=== EXERCISE DETAILS ===
Quote every line of the material beneath this one.

=== SOURCE RECORDS ===

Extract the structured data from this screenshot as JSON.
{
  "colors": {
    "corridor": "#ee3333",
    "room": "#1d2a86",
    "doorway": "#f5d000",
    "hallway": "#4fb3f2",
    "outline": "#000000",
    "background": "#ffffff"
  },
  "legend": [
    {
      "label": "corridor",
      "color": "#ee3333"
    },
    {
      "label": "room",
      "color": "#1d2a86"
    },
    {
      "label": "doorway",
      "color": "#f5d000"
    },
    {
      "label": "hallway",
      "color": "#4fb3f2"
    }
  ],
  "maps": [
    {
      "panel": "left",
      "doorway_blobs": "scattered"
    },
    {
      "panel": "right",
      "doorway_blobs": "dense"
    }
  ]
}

=== TASK RESPONSE ===
Extract the structured data from this screenshot as JSON.
{
  "colors": {
    "corridor": "#ee3333",
    "room": "#1d2a86",
    "doorway": "#f5d000",
    "hallway": "#4fb3f2",
    "outline": "#000000",
    "background": "#ffffff"
  },
  "legend": [
    {
      "label": "corridor",
      "color": "#ee3333"
    },
    {
      "label": "room",
      "color": "#1d2a86"
    },
    {
      "label": "doorway",
      "color": "#f5d000"
    },
    {
      "label": "hallway",
      "color": "#4fb3f2"
    }
  ],
  "maps": [
    {
      "panel": "left",
      "doorway_blobs": "scattered"
    },
    {
      "panel": "right",
      "doorway_blobs": "dense"
    }
  ]
}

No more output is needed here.